Retype all the entries word for word, but omit the pictures.
====================
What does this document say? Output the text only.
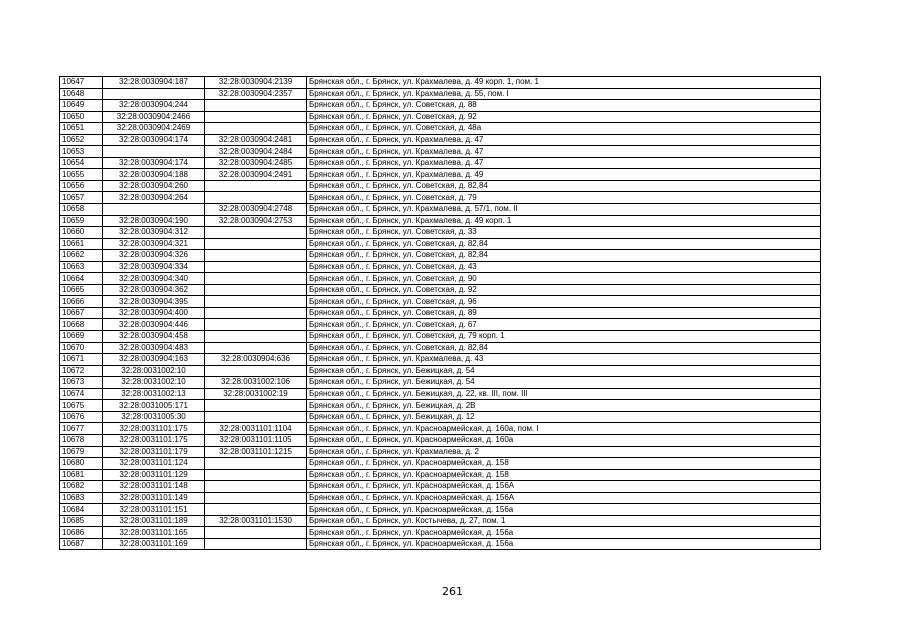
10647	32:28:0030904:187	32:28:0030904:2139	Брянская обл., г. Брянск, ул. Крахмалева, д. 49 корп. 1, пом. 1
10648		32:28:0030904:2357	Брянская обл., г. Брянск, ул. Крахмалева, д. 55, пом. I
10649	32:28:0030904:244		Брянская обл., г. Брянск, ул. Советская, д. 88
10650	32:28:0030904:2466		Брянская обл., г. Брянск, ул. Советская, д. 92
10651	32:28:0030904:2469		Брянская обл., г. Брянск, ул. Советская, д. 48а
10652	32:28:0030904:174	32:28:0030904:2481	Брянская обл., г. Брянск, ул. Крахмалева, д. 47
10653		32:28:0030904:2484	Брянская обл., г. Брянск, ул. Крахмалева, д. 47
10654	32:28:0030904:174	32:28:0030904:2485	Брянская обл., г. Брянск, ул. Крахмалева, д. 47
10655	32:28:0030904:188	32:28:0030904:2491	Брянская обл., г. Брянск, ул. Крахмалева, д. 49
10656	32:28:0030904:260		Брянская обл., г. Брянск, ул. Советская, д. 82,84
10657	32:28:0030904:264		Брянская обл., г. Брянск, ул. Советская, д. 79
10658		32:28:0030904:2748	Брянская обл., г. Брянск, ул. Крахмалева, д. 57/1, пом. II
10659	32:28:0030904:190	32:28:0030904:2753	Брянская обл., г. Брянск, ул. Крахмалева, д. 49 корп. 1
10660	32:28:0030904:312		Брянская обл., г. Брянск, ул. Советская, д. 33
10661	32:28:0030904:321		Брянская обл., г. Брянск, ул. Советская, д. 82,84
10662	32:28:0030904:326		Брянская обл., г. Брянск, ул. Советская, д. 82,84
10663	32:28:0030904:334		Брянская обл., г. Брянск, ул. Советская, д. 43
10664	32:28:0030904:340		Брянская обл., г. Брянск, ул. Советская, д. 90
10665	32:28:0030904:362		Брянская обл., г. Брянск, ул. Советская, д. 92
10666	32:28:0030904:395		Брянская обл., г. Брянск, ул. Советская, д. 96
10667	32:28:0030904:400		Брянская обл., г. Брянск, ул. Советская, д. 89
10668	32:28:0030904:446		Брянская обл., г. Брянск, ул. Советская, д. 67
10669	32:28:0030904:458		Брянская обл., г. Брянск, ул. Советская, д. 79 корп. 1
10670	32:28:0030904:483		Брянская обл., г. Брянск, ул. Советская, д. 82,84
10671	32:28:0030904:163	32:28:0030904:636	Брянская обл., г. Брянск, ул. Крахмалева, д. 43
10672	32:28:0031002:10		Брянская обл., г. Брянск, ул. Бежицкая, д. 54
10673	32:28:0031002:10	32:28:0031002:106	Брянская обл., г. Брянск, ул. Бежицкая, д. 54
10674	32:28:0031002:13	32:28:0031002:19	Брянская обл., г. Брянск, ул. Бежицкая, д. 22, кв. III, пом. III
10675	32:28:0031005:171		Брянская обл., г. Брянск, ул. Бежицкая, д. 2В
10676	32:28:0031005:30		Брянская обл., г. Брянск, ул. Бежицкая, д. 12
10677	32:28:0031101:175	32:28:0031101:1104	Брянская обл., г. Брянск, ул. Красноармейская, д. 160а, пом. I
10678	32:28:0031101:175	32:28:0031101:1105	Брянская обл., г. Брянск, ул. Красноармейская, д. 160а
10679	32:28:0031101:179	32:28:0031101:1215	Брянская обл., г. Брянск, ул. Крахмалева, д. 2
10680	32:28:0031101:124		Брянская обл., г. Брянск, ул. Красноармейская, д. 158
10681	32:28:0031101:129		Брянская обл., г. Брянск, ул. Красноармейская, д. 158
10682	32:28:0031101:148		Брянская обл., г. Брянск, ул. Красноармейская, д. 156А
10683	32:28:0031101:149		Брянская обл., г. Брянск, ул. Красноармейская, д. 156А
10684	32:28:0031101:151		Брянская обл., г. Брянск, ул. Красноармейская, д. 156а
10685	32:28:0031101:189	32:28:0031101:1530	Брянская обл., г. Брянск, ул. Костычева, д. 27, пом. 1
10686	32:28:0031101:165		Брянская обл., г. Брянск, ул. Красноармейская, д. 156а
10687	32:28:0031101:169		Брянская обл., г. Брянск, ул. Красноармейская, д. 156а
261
====================
#### [PROBLEM SOLUTION]
What does this document say? Output the text only.
10647	32:28:0030904:187	32:28:0030904:2139	Брянская обл., г. Брянск, ул. Крахмалева, д. 49 корп. 1, пом. 1
10648		32:28:0030904:2357	Брянская обл., г. Брянск, ул. Крахмалева, д. 55, пом. I
10649	32:28:0030904:244		Брянская обл., г. Брянск, ул. Советская, д. 88
10650	32:28:0030904:2466		Брянская обл., г. Брянск, ул. Советская, д. 92
10651	32:28:0030904:2469		Брянская обл., г. Брянск, ул. Советская, д. 48а
10652	32:28:0030904:174	32:28:0030904:2481	Брянская обл., г. Брянск, ул. Крахмалева, д. 47
10653		32:28:0030904:2484	Брянская обл., г. Брянск, ул. Крахмалева, д. 47
10654	32:28:0030904:174	32:28:0030904:2485	Брянская обл., г. Брянск, ул. Крахмалева, д. 47
10655	32:28:0030904:188	32:28:0030904:2491	Брянская обл., г. Брянск, ул. Крахмалева, д. 49
10656	32:28:0030904:260		Брянская обл., г. Брянск, ул. Советская, д. 82,84
10657	32:28:0030904:264		Брянская обл., г. Брянск, ул. Советская, д. 79
10658		32:28:0030904:2748	Брянская обл., г. Брянск, ул. Крахмалева, д. 57/1, пом. II
10659	32:28:0030904:190	32:28:0030904:2753	Брянская обл., г. Брянск, ул. Крахмалева, д. 49 корп. 1
10660	32:28:0030904:312		Брянская обл., г. Брянск, ул. Советская, д. 33
10661	32:28:0030904:321		Брянская обл., г. Брянск, ул. Советская, д. 82,84
10662	32:28:0030904:326		Брянская обл., г. Брянск, ул. Советская, д. 82,84
10663	32:28:0030904:334		Брянская обл., г. Брянск, ул. Советская, д. 43
10664	32:28:0030904:340		Брянская обл., г. Брянск, ул. Советская, д. 90
10665	32:28:0030904:362		Брянская обл., г. Брянск, ул. Советская, д. 92
10666	32:28:0030904:395		Брянская обл., г. Брянск, ул. Советская, д. 96
10667	32:28:0030904:400		Брянская обл., г. Брянск, ул. Советская, д. 89
10668	32:28:0030904:446		Брянская обл., г. Брянск, ул. Советская, д. 67
10669	32:28:0030904:458		Брянская обл., г. Брянск, ул. Советская, д. 79 корп. 1
10670	32:28:0030904:483		Брянская обл., г. Брянск, ул. Советская, д. 82,84
10671	32:28:0030904:163	32:28:0030904:636	Брянская обл., г. Брянск, ул. Крахмалева, д. 43
10672	32:28:0031002:10		Брянская обл., г. Брянск, ул. Бежицкая, д. 54
10673	32:28:0031002:10	32:28:0031002:106	Брянская обл., г. Брянск, ул. Бежицкая, д. 54
10674	32:28:0031002:13	32:28:0031002:19	Брянская обл., г. Брянск, ул. Бежицкая, д. 22, кв. III, пом. III
10675	32:28:0031005:171		Брянская обл., г. Брянск, ул. Бежицкая, д. 2В
10676	32:28:0031005:30		Брянская обл., г. Брянск, ул. Бежицкая, д. 12
10677	32:28:0031101:175	32:28:0031101:1104	Брянская обл., г. Брянск, ул. Красноармейская, д. 160а, пом. I
10678	32:28:0031101:175	32:28:0031101:1105	Брянская обл., г. Брянск, ул. Красноармейская, д. 160а
10679	32:28:0031101:179	32:28:0031101:1215	Брянская обл., г. Брянск, ул. Крахмалева, д. 2
10680	32:28:0031101:124		Брянская обл., г. Брянск, ул. Красноармейская, д. 158
10681	32:28:0031101:129		Брянская обл., г. Брянск, ул. Красноармейская, д. 158
10682	32:28:0031101:148		Брянская обл., г. Брянск, ул. Красноармейская, д. 156А
10683	32:28:0031101:149		Брянская обл., г. Брянск, ул. Красноармейская, д. 156А
10684	32:28:0031101:151		Брянская обл., г. Брянск, ул. Красноармейская, д. 156а
10685	32:28:0031101:189	32:28:0031101:1530	Брянская обл., г. Брянск, ул. Костычева, д. 27, пом. 1
10686	32:28:0031101:165		Брянская обл., г. Брянск, ул. Красноармейская, д. 156а
10687	32:28:0031101:169		Брянская обл., г. Брянск, ул. Красноармейская, д. 156а
261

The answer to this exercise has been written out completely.